*Data for this exercise:*

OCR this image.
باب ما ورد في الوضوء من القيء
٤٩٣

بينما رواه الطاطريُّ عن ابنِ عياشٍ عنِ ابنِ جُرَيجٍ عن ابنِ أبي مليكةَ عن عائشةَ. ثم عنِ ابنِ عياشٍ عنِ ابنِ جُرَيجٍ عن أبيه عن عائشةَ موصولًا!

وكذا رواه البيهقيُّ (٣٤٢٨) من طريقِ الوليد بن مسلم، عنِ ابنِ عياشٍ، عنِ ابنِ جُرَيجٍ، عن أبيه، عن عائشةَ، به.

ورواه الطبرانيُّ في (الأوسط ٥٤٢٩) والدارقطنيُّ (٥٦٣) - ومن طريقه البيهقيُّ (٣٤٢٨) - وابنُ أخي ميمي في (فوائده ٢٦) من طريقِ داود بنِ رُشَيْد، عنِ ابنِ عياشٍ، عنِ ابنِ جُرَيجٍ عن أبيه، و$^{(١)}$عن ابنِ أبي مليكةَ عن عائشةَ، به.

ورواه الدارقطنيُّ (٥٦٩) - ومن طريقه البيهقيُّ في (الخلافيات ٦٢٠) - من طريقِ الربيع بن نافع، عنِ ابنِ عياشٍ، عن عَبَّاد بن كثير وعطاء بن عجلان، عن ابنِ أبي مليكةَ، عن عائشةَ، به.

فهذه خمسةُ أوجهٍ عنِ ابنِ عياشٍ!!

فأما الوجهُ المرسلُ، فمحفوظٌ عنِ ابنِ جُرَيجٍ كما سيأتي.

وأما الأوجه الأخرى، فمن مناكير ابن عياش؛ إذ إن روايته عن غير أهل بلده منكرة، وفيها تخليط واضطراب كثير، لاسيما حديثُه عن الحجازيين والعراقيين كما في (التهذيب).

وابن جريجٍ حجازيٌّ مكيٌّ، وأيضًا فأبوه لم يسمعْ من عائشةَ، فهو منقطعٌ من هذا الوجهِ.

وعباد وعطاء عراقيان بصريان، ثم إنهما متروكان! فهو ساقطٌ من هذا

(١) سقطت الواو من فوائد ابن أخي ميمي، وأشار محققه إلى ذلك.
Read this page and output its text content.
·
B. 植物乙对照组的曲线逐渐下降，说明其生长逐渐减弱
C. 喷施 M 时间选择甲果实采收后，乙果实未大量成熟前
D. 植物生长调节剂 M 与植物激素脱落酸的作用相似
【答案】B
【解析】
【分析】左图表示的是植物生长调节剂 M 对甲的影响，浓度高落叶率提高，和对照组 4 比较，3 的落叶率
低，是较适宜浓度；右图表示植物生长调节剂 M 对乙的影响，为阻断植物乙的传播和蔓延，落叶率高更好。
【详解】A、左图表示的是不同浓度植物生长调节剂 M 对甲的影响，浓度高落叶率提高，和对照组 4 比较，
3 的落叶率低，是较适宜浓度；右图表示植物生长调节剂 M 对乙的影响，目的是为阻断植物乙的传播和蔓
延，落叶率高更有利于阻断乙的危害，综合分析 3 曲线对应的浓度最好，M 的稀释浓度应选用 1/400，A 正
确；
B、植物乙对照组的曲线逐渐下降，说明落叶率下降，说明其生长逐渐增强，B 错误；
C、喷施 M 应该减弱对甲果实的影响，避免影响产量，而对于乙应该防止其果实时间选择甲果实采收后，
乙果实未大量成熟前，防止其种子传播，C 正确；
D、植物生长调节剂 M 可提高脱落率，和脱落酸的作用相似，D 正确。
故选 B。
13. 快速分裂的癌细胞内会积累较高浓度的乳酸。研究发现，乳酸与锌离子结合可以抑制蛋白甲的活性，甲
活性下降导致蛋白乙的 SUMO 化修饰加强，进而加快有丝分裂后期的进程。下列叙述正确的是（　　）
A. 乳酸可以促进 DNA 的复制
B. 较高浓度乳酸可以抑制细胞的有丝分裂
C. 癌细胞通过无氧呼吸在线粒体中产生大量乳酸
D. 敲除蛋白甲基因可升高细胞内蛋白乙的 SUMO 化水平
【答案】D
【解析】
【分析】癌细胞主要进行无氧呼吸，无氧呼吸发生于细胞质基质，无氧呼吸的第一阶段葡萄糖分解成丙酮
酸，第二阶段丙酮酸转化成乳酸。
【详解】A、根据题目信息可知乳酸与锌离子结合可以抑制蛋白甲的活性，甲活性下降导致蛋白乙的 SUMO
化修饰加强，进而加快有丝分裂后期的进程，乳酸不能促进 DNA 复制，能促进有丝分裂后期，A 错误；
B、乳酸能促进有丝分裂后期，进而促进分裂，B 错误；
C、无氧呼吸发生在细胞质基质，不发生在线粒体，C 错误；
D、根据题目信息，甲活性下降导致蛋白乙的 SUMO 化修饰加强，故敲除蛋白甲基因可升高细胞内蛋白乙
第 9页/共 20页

*Direction:* From the records above, pull out each line that has "对乙的影响".

*Full response:*
低，是较适宜浓度；右图表示植物生长调节剂 M 对乙的影响，为阻断植物乙的传播和蔓延，落叶率高更好。
3 的落叶率低，是较适宜浓度；右图表示植物生长调节剂 M 对乙的影响，目的是为阻断植物乙的传播和蔓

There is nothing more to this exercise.